TASK INPUTS:
==============================

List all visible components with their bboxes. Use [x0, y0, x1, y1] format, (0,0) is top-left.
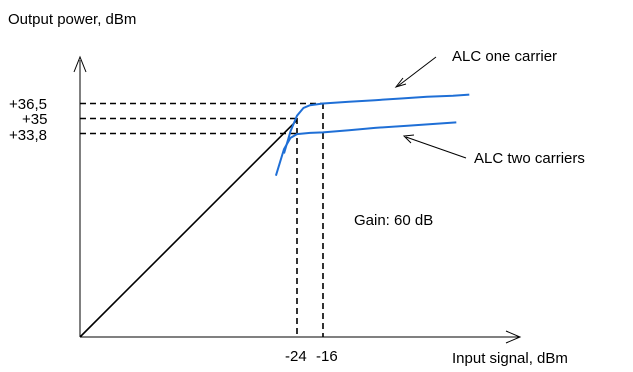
legend-label-alc-two-carriers: ALC two carriers	[474, 150, 585, 167]
x-tick-label-minus-24: -24	[285, 348, 307, 365]
y-axis-title: Output power, dBm	[8, 11, 136, 28]
annotation-arrow-two-carriers	[405, 136, 467, 159]
annotation-arrowhead-two-carriers	[402, 134, 415, 144]
y-axis-arrow	[73, 55, 87, 73]
y-tick-label-33-8: +33,8	[9, 127, 47, 144]
series-line-alc-two-carriers	[274, 121, 457, 176]
y-tick-label-36-5: +36,5	[9, 96, 47, 113]
annotation-arrow-one-carrier	[397, 56, 437, 87]
gain-annotation: Gain: 60 dB	[354, 212, 433, 229]
y-tick-label-35: +35	[22, 111, 47, 128]
legend-label-alc-one-carrier: ALC one carrier	[452, 48, 557, 65]
x-axis-arrow	[505, 330, 522, 344]
x-tick-label-minus-16: -16	[316, 348, 338, 365]
series-line-alc-one-carrier	[283, 93, 470, 154]
x-axis-title: Input signal, dBm	[452, 350, 568, 367]
linear-gain-line	[79, 119, 298, 338]
annotation-arrowhead-one-carrier	[394, 77, 407, 88]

==============================

BRIEF: Reproduce every line of the records above verbatim, leaving out the pictures.

TASK RESULT:
List all visible components with their bboxes. Use [x0, y0, x1, y1] format, (0,0) is top-left.
legend-label-alc-two-carriers: ALC two carriers	[474, 150, 585, 167]
x-tick-label-minus-24: -24	[285, 348, 307, 365]
y-axis-title: Output power, dBm	[8, 11, 136, 28]
annotation-arrow-two-carriers	[405, 136, 467, 159]
annotation-arrowhead-two-carriers	[402, 134, 415, 144]
y-axis-arrow	[73, 55, 87, 73]
y-tick-label-33-8: +33,8	[9, 127, 47, 144]
series-line-alc-two-carriers	[274, 121, 457, 176]
y-tick-label-36-5: +36,5	[9, 96, 47, 113]
annotation-arrow-one-carrier	[397, 56, 437, 87]
gain-annotation: Gain: 60 dB	[354, 212, 433, 229]
y-tick-label-35: +35	[22, 111, 47, 128]
legend-label-alc-one-carrier: ALC one carrier	[452, 48, 557, 65]
x-axis-arrow	[505, 330, 522, 344]
x-tick-label-minus-16: -16	[316, 348, 338, 365]
series-line-alc-one-carrier	[283, 93, 470, 154]
x-axis-title: Input signal, dBm	[452, 350, 568, 367]
linear-gain-line	[79, 119, 298, 338]
annotation-arrowhead-one-carrier	[394, 77, 407, 88]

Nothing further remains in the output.